- **OBJECTIVE**: Give back a single number, the count of lines containing the word "structure".

- **PROVIDED ENTRIES**:
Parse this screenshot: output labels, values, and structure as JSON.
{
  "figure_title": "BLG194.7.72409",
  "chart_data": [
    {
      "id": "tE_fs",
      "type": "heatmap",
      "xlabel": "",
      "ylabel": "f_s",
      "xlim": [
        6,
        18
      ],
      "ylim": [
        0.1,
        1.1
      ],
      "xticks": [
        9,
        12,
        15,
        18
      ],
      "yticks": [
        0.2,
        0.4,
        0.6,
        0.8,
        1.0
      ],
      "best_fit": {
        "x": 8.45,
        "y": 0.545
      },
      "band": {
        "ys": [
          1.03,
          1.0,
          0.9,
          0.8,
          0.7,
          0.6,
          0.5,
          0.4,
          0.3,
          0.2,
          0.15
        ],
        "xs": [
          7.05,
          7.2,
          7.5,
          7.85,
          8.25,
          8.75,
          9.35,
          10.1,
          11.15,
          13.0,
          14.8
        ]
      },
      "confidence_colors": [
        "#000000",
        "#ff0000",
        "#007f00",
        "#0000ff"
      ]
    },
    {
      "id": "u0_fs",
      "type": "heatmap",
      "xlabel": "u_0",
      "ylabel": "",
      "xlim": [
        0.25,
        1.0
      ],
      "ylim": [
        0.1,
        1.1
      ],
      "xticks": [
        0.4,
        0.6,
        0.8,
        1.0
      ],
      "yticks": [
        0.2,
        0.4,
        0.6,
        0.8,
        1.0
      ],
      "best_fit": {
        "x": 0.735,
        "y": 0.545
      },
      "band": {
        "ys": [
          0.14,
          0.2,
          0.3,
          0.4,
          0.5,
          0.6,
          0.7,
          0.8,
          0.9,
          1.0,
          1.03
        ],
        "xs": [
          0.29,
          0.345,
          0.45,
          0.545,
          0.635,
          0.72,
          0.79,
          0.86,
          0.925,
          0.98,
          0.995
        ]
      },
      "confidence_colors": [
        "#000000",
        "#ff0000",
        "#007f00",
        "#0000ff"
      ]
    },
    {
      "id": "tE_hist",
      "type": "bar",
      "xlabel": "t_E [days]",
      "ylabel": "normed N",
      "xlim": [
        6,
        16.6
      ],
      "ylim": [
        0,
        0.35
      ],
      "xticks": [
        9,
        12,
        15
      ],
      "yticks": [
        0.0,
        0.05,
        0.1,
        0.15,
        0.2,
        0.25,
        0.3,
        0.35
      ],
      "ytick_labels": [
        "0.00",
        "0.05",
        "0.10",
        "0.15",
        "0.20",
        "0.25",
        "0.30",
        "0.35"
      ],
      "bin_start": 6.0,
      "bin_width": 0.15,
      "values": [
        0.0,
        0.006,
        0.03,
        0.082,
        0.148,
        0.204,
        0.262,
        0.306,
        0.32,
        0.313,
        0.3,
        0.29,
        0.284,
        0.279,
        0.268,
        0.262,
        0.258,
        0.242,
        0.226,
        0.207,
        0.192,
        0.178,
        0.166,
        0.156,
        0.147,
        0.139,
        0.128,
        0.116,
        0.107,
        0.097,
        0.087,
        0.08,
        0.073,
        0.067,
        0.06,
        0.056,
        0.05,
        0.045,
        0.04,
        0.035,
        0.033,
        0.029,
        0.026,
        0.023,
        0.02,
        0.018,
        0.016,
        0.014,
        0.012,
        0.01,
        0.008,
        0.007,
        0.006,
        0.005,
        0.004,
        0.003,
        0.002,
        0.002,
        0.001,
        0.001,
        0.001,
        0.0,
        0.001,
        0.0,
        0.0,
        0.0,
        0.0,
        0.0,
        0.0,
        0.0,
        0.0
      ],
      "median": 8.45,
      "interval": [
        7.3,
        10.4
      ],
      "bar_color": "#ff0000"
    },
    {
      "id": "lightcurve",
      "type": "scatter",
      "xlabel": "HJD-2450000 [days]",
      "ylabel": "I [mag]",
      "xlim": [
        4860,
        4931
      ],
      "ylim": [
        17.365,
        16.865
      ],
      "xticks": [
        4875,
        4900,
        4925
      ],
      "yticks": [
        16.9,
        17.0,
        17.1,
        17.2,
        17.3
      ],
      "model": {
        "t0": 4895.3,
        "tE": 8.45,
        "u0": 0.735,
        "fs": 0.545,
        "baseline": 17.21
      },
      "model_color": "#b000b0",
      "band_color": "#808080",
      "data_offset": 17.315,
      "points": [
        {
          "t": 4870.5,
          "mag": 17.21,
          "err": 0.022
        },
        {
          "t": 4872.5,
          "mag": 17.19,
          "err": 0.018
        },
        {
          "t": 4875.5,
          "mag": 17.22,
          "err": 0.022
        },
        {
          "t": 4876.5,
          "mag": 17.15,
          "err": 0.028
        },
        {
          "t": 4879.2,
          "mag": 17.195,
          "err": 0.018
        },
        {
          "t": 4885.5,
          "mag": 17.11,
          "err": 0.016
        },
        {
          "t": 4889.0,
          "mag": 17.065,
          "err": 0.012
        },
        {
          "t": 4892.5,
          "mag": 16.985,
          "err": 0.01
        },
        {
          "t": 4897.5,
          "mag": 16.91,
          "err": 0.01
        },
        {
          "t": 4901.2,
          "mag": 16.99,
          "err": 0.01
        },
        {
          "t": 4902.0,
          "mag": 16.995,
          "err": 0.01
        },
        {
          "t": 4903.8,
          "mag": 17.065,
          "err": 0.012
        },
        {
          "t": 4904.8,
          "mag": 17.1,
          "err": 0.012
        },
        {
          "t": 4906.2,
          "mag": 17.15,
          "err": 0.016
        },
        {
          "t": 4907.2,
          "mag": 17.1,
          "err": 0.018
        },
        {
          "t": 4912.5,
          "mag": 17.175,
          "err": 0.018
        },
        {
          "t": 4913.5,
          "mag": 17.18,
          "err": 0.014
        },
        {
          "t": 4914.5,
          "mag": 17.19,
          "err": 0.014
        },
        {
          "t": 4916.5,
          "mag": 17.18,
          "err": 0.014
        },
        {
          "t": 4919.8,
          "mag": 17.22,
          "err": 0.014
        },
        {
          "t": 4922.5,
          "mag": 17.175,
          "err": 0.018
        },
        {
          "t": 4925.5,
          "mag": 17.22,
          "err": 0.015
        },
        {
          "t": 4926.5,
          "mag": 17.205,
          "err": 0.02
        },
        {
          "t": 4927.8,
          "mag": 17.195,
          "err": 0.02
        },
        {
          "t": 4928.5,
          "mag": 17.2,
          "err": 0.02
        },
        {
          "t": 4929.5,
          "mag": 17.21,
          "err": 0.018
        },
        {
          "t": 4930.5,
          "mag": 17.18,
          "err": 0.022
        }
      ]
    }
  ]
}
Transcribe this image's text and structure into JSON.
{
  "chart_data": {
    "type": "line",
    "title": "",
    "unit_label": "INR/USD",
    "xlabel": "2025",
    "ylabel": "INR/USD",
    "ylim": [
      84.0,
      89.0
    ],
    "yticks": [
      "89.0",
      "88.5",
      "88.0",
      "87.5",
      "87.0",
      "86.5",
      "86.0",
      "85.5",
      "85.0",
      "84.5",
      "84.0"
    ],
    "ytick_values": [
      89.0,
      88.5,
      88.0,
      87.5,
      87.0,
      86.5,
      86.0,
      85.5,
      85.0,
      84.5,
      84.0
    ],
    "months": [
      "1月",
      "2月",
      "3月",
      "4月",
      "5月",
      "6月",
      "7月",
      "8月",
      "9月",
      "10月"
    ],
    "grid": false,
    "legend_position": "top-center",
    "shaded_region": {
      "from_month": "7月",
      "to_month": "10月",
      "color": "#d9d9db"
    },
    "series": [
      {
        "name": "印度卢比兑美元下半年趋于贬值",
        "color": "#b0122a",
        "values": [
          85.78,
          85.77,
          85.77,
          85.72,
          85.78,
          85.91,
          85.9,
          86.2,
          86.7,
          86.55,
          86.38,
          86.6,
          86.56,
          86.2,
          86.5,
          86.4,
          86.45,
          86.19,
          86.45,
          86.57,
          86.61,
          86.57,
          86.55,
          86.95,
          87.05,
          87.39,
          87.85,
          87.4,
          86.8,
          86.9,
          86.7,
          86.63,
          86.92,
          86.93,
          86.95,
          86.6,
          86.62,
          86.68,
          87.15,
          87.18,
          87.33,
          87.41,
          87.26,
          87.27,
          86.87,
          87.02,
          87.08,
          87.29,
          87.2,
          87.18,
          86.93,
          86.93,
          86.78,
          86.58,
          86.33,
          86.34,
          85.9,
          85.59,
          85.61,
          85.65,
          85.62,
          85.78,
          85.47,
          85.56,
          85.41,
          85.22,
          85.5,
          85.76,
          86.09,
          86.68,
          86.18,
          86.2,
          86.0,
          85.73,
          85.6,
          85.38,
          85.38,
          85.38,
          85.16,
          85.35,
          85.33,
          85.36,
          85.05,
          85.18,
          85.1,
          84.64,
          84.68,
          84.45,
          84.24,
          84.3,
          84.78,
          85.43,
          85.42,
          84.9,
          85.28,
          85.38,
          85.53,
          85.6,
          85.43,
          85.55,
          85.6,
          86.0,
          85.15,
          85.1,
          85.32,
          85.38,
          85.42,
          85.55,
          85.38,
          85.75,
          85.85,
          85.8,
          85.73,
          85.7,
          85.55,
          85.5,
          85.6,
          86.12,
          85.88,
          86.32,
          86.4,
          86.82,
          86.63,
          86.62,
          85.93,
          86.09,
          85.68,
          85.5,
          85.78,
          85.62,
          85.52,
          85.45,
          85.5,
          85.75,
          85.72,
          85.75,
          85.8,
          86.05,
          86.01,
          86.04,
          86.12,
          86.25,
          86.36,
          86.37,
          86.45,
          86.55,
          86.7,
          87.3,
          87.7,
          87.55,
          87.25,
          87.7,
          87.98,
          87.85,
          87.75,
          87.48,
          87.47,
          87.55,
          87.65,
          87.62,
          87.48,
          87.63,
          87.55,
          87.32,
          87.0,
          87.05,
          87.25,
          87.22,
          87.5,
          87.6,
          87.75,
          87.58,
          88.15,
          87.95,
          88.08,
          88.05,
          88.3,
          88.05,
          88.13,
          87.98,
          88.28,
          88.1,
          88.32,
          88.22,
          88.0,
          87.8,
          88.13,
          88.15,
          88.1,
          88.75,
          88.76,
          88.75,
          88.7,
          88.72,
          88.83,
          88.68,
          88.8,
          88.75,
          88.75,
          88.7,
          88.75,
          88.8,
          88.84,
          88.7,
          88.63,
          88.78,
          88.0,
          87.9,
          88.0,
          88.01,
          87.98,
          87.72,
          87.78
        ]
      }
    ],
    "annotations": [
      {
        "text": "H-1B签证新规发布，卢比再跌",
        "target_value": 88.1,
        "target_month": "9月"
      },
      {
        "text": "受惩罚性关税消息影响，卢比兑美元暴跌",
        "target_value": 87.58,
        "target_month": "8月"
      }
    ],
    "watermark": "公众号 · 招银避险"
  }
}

- **COMPLETED EXERCISE**: 2